REQUIREMENTS | The listing below should be written out exactly; please include all of it.
— start of TASK MATERIAL —
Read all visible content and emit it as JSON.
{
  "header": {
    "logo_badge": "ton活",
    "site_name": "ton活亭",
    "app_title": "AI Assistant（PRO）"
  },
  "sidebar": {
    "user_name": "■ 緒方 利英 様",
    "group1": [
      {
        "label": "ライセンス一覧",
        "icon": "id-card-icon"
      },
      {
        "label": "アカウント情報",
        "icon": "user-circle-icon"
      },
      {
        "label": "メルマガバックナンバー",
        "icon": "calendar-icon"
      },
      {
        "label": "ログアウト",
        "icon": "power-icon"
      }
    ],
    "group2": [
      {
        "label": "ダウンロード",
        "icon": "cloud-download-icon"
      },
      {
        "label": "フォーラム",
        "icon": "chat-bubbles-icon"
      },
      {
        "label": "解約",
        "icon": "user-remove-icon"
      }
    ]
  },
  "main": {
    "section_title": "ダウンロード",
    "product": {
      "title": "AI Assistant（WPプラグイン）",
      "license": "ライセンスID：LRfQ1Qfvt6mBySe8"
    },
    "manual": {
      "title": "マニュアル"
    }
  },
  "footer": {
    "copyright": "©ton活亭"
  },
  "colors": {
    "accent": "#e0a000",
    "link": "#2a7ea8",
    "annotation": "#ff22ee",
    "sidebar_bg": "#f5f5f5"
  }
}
— end of TASK MATERIAL —
EXERCISE SOLUTION |
Read all visible content and emit it as JSON.
{
  "header": {
    "logo_badge": "ton活",
    "site_name": "ton活亭",
    "app_title": "AI Assistant（PRO）"
  },
  "sidebar": {
    "user_name": "■ 緒方 利英 様",
    "group1": [
      {
        "label": "ライセンス一覧",
        "icon": "id-card-icon"
      },
      {
        "label": "アカウント情報",
        "icon": "user-circle-icon"
      },
      {
        "label": "メルマガバックナンバー",
        "icon": "calendar-icon"
      },
      {
        "label": "ログアウト",
        "icon": "power-icon"
      }
    ],
    "group2": [
      {
        "label": "ダウンロード",
        "icon": "cloud-download-icon"
      },
      {
        "label": "フォーラム",
        "icon": "chat-bubbles-icon"
      },
      {
        "label": "解約",
        "icon": "user-remove-icon"
      }
    ]
  },
  "main": {
    "section_title": "ダウンロード",
    "product": {
      "title": "AI Assistant（WPプラグイン）",
      "license": "ライセンスID：LRfQ1Qfvt6mBySe8"
    },
    "manual": {
      "title": "マニュアル"
    }
  },
  "footer": {
    "copyright": "©ton活亭"
  },
  "colors": {
    "accent": "#e0a000",
    "link": "#2a7ea8",
    "annotation": "#ff22ee",
    "sidebar_bg": "#f5f5f5"
  }
}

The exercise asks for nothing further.